SET TASK →
Write out the records that appear below, verbatim and complete, but without pictures.

(Records from a data collection)
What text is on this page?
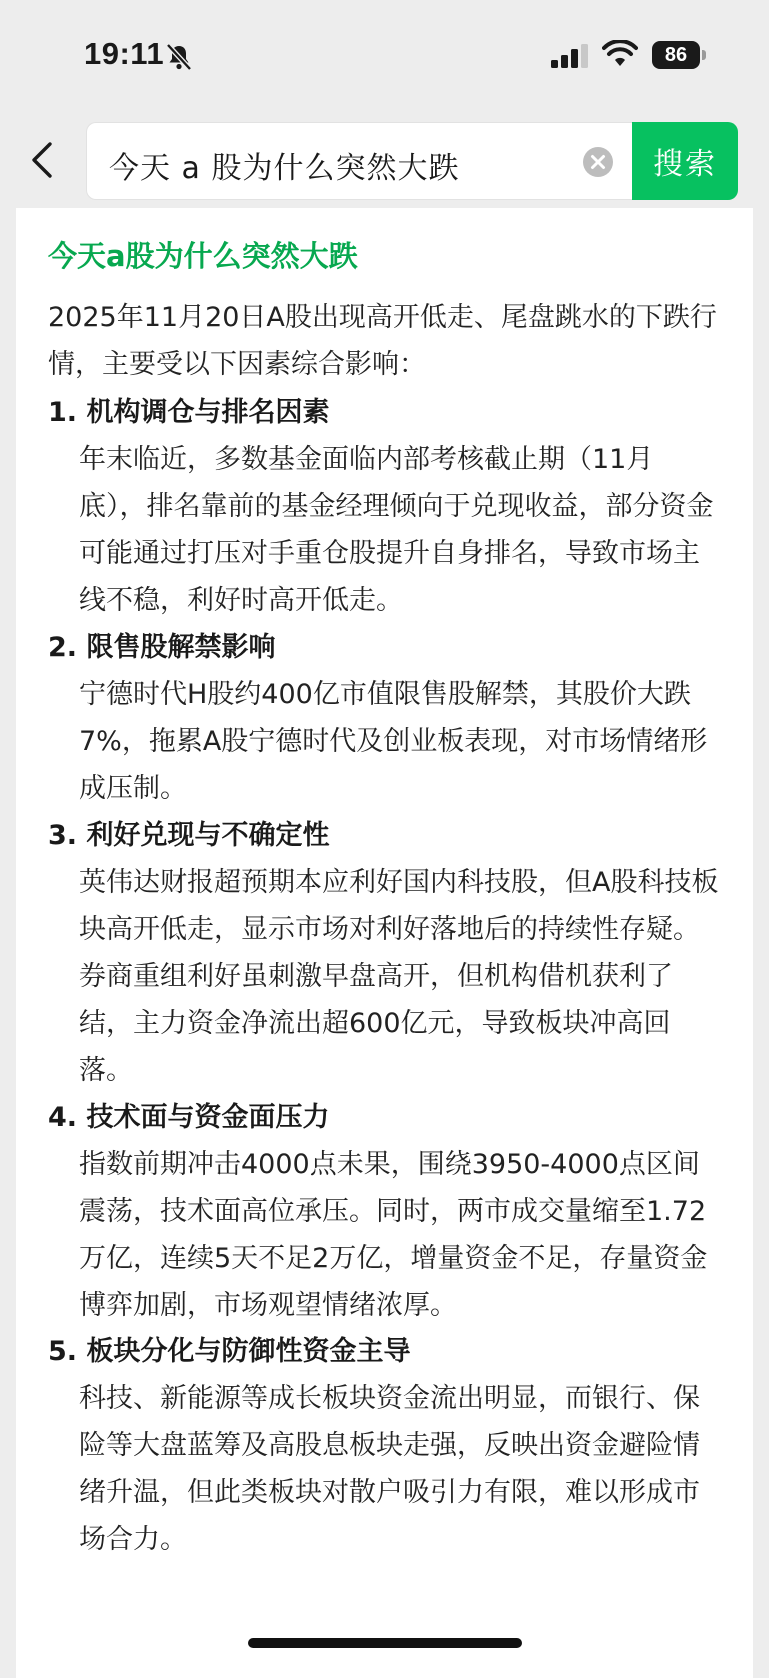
19:11	86
今天 a 股为什么突然大跌	搜索
今天a股为什么突然大跌
2025年11月20日A股出现高开低走、尾盘跳水的下跌行情，主要受以下因素综合影响：
1. 机构调仓与排名因素
年末临近，多数基金面临内部考核截止期（11月底），排名靠前的基金经理倾向于兑现收益，部分资金可能通过打压对手重仓股提升自身排名，导致市场主线不稳，利好时高开低走。
2. 限售股解禁影响
宁德时代H股约400亿市值限售股解禁，其股价大跌7%，拖累A股宁德时代及创业板表现，对市场情绪形成压制。
3. 利好兑现与不确定性
英伟达财报超预期本应利好国内科技股，但A股科技板块高开低走，显示市场对利好落地后的持续性存疑。券商重组利好虽刺激早盘高开，但机构借机获利了结，主力资金净流出超600亿元，导致板块冲高回落。
4. 技术面与资金面压力
指数前期冲击4000点未果，围绕3950-4000点区间震荡，技术面高位承压。同时，两市成交量缩至1.72万亿，连续5天不足2万亿，增量资金不足，存量资金博弈加剧，市场观望情绪浓厚。
5. 板块分化与防御性资金主导
科技、新能源等成长板块资金流出明显，而银行、保险等大盘蓝筹及高股息板块走强，反映出资金避险情绪升温，但此类板块对散户吸引力有限，难以形成市场合力。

RESPONSE BELOW →
What text is on this page?
19:11	86
今天 a 股为什么突然大跌	搜索
今天a股为什么突然大跌
2025年11月20日A股出现高开低走、尾盘跳水的下跌行情，主要受以下因素综合影响：
1. 机构调仓与排名因素
年末临近，多数基金面临内部考核截止期（11月底），排名靠前的基金经理倾向于兑现收益，部分资金可能通过打压对手重仓股提升自身排名，导致市场主线不稳，利好时高开低走。
2. 限售股解禁影响
宁德时代H股约400亿市值限售股解禁，其股价大跌7%，拖累A股宁德时代及创业板表现，对市场情绪形成压制。
3. 利好兑现与不确定性
英伟达财报超预期本应利好国内科技股，但A股科技板块高开低走，显示市场对利好落地后的持续性存疑。券商重组利好虽刺激早盘高开，但机构借机获利了结，主力资金净流出超600亿元，导致板块冲高回落。
4. 技术面与资金面压力
指数前期冲击4000点未果，围绕3950-4000点区间震荡，技术面高位承压。同时，两市成交量缩至1.72万亿，连续5天不足2万亿，增量资金不足，存量资金博弈加剧，市场观望情绪浓厚。
5. 板块分化与防御性资金主导
科技、新能源等成长板块资金流出明显，而银行、保险等大盘蓝筹及高股息板块走强，反映出资金避险情绪升温，但此类板块对散户吸引力有限，难以形成市场合力。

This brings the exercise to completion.